▶ _BRIEF_:
From the records below, give the number of lines that contain the string "وسلف", without any other text.

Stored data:
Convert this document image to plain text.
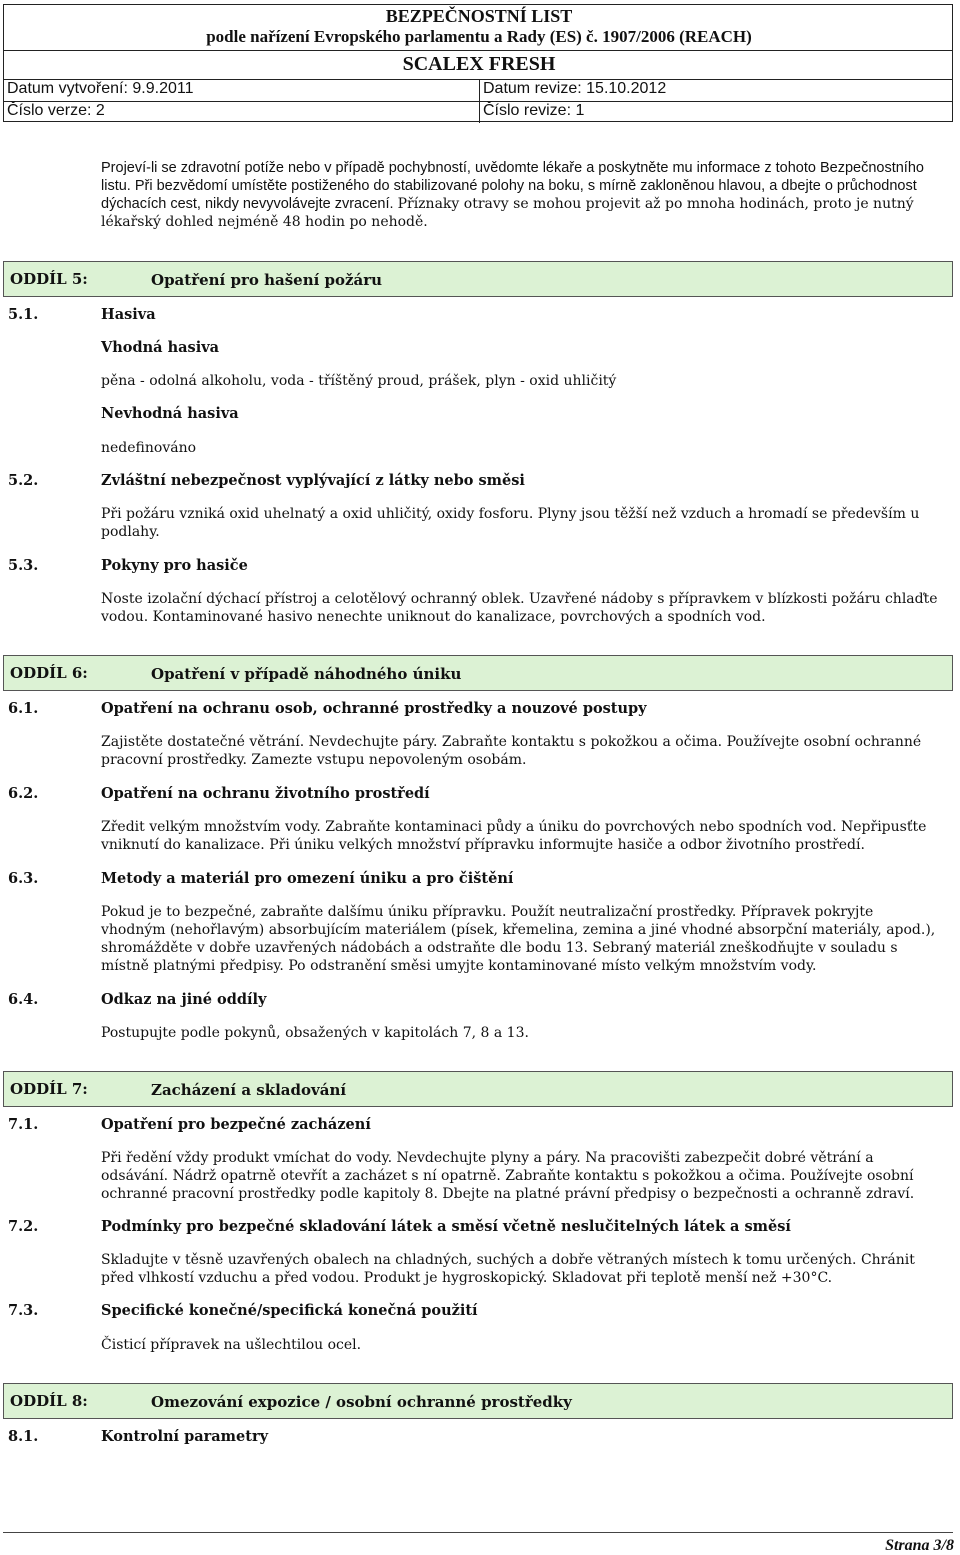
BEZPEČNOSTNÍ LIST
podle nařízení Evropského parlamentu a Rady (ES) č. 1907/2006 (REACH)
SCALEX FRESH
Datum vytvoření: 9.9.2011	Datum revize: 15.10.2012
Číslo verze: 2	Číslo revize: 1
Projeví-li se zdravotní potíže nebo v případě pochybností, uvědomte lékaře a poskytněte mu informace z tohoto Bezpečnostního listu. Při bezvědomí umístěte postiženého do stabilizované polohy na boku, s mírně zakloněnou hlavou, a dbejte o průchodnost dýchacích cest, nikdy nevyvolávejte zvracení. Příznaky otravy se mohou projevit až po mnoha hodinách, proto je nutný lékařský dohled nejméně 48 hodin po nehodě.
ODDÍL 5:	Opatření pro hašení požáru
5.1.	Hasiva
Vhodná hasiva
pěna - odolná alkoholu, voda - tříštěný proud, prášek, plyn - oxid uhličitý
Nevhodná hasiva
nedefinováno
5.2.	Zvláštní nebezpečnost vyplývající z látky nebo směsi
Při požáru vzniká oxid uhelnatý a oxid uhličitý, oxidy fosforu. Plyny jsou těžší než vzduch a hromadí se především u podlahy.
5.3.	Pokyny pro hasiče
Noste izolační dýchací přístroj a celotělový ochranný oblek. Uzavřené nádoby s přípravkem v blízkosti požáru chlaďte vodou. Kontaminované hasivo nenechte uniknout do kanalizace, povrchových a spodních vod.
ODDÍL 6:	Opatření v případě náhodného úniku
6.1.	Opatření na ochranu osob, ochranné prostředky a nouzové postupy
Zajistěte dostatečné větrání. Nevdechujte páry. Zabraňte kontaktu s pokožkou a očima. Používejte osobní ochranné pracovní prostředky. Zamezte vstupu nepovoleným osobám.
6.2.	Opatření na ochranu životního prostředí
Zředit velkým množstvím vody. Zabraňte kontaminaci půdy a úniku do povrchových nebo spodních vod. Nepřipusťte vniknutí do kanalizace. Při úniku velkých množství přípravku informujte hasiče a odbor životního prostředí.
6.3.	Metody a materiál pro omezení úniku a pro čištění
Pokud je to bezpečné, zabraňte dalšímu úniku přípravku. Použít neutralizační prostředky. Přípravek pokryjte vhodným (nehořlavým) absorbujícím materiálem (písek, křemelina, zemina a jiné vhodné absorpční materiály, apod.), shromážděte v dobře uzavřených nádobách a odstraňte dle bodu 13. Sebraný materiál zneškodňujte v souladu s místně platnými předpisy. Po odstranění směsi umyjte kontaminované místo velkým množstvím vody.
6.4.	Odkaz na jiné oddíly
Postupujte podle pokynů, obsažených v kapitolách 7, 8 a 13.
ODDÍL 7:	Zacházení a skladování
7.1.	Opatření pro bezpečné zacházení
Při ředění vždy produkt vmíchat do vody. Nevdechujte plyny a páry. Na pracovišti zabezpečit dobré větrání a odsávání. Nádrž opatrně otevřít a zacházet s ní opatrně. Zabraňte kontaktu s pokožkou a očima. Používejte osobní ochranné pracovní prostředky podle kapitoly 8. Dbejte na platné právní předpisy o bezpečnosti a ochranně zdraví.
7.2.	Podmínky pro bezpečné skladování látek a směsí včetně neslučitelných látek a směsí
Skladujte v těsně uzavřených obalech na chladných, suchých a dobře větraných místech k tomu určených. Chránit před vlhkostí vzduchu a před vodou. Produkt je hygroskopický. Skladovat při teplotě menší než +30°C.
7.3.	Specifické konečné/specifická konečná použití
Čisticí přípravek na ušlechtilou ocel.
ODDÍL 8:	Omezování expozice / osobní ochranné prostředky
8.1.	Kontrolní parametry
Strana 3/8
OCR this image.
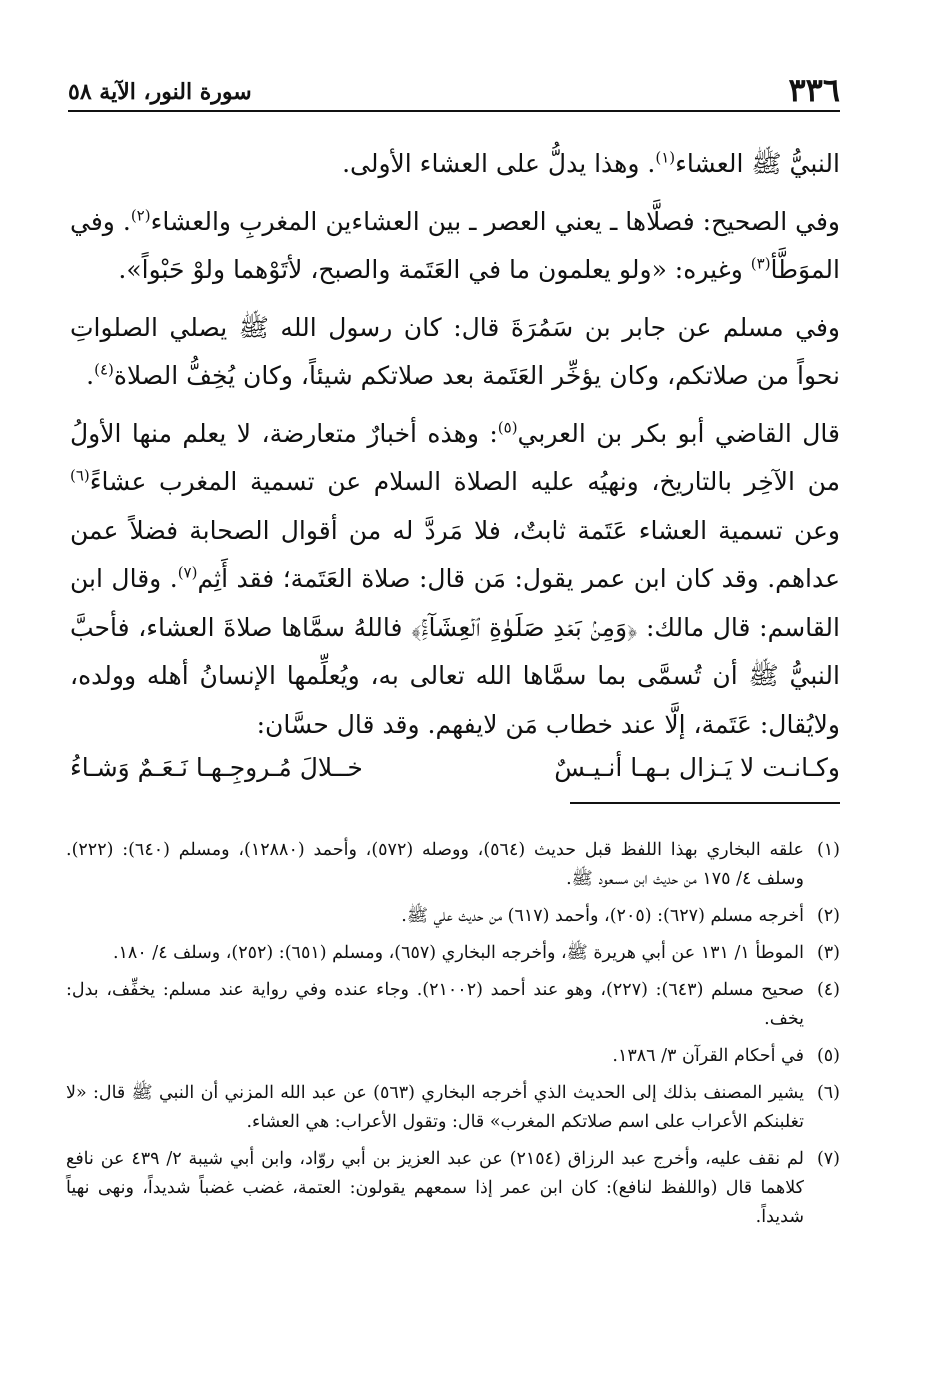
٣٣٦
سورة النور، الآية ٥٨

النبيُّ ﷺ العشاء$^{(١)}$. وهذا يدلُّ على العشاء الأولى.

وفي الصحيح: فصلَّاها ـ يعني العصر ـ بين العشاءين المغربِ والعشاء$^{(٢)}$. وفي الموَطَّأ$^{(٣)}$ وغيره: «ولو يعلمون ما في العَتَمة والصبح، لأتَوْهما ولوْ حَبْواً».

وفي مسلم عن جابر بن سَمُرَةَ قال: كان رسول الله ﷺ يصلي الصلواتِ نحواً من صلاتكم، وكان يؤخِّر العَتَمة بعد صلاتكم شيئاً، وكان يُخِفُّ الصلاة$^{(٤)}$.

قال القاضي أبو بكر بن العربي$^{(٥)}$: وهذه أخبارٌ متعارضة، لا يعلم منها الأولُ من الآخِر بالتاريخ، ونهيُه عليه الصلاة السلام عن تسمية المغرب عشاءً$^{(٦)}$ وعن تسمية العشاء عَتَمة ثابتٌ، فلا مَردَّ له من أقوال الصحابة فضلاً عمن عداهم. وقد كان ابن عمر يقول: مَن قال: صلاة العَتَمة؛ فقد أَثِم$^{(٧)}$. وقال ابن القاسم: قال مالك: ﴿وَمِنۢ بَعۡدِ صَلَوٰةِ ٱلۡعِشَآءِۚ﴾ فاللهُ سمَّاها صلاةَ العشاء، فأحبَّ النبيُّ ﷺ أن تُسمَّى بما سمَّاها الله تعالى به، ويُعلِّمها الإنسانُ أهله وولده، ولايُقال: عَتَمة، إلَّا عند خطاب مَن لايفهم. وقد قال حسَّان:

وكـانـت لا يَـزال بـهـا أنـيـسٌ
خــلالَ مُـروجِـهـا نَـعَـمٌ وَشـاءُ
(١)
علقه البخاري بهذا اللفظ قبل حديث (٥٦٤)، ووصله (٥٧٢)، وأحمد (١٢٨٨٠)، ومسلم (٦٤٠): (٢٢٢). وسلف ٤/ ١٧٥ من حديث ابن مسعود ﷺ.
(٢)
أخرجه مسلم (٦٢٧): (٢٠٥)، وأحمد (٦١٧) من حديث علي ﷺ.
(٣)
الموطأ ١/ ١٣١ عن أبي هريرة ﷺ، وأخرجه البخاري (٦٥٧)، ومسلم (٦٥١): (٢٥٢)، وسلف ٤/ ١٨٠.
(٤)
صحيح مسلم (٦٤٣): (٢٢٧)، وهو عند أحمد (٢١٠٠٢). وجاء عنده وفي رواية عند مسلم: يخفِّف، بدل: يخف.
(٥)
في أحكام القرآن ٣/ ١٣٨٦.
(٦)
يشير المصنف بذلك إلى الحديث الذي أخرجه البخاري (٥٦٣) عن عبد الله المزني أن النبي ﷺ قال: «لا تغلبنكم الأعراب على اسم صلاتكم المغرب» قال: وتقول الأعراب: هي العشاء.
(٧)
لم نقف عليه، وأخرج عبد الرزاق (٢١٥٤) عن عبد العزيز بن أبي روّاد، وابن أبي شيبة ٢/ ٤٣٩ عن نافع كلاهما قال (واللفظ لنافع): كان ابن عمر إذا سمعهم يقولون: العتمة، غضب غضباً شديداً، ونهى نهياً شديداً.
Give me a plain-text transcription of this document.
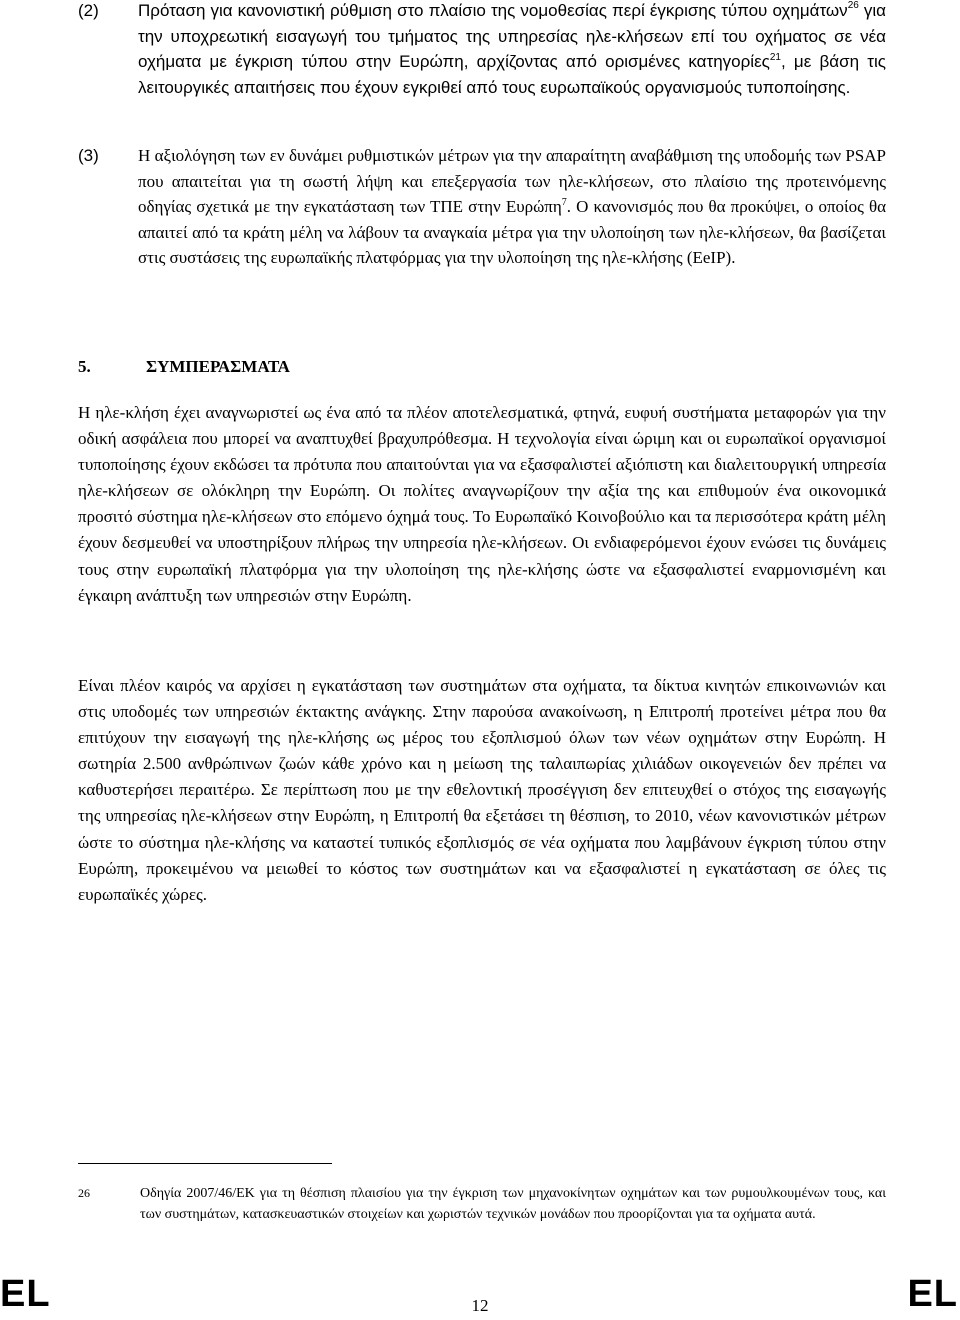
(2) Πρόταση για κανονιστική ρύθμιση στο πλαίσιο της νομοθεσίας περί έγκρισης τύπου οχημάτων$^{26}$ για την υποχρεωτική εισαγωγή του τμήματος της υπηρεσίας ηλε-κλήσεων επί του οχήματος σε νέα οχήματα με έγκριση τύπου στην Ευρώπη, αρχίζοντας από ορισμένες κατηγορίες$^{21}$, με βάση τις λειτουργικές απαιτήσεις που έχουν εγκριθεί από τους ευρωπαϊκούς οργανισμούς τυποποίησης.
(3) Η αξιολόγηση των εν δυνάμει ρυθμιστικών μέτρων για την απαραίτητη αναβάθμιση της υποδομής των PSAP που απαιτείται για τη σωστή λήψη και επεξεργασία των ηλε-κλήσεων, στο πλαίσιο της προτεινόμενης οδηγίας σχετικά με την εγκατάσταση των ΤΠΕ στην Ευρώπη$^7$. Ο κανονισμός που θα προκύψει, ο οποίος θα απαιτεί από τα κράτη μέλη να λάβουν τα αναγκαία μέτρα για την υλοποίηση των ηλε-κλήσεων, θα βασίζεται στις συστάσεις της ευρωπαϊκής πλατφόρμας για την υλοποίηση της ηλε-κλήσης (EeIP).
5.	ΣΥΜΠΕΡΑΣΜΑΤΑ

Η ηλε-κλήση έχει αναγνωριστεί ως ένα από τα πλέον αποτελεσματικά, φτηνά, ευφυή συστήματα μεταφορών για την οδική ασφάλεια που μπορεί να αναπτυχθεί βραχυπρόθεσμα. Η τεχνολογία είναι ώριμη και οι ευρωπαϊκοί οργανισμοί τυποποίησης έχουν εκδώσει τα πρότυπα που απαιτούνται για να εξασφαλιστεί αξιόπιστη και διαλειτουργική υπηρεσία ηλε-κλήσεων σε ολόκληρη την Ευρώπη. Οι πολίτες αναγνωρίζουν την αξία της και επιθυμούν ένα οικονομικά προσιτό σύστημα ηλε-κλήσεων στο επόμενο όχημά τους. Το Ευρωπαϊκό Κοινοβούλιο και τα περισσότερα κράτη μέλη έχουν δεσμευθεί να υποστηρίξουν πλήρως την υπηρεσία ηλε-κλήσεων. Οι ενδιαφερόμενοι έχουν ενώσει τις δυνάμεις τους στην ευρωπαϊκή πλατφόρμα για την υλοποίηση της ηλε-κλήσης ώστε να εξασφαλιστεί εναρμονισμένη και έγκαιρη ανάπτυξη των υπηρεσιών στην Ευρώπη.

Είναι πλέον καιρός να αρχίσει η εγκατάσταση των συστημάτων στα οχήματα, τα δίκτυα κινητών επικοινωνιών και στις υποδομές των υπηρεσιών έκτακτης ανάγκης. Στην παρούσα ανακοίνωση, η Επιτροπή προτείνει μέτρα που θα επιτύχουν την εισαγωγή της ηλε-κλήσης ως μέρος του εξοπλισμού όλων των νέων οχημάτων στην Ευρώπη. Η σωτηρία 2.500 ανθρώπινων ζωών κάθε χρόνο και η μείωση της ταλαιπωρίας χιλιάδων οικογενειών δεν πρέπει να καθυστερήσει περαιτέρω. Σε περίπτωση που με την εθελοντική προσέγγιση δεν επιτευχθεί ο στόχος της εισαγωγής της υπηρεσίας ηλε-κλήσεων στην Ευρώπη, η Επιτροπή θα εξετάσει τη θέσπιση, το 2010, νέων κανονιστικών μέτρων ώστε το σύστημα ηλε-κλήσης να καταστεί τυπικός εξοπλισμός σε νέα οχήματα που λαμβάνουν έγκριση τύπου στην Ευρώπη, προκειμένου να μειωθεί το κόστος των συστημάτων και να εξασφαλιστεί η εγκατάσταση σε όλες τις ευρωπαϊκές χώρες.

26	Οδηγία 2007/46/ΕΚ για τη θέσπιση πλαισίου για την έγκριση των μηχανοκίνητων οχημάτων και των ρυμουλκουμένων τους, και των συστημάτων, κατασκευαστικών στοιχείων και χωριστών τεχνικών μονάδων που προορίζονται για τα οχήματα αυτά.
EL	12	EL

▶ _OUTPUT BELOW_:
2